● **Given entries**:
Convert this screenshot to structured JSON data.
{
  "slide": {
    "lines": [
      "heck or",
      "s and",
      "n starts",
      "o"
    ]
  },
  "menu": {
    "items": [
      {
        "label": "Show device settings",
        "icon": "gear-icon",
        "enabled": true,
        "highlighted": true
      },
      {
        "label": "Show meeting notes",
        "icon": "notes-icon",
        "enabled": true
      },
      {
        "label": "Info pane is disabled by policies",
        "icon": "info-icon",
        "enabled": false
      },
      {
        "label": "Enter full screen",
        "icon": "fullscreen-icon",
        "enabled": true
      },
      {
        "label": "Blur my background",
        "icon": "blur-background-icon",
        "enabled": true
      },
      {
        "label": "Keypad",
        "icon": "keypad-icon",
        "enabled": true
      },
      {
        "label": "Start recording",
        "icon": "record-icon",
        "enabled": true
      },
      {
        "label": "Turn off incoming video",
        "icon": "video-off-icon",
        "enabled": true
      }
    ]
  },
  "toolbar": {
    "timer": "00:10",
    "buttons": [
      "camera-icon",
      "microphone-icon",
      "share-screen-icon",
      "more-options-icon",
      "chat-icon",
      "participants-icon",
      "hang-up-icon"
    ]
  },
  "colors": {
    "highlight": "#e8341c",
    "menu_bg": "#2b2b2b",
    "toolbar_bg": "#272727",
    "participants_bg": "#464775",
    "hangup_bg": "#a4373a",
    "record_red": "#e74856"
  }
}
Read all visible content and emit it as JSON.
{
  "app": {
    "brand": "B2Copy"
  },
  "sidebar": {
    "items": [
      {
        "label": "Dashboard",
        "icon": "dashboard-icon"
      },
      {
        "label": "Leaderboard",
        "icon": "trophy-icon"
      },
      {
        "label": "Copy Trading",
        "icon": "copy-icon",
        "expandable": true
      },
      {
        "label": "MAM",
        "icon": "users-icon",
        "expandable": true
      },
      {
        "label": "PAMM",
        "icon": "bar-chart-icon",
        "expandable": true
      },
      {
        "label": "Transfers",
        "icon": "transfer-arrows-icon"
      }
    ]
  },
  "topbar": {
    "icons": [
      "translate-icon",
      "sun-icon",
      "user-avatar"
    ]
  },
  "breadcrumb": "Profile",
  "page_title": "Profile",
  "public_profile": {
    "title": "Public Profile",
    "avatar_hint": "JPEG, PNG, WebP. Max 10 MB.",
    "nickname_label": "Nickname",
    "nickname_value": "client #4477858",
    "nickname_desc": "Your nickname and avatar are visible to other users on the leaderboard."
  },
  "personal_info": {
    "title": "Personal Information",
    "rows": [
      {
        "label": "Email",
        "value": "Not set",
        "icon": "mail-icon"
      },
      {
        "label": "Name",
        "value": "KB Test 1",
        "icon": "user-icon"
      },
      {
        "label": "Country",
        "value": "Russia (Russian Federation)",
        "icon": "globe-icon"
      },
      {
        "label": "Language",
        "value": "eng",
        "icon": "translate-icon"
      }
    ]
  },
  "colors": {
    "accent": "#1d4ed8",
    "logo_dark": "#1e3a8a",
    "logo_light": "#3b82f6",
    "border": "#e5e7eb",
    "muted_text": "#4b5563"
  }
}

● **Instruction**: Go through the entries above and copy every line containing "visible".

● **Exercise solution**:
Read all visible content and emit it as JSON.
    "nickname_desc": "Your nickname and avatar are visible to other users on the leaderboard."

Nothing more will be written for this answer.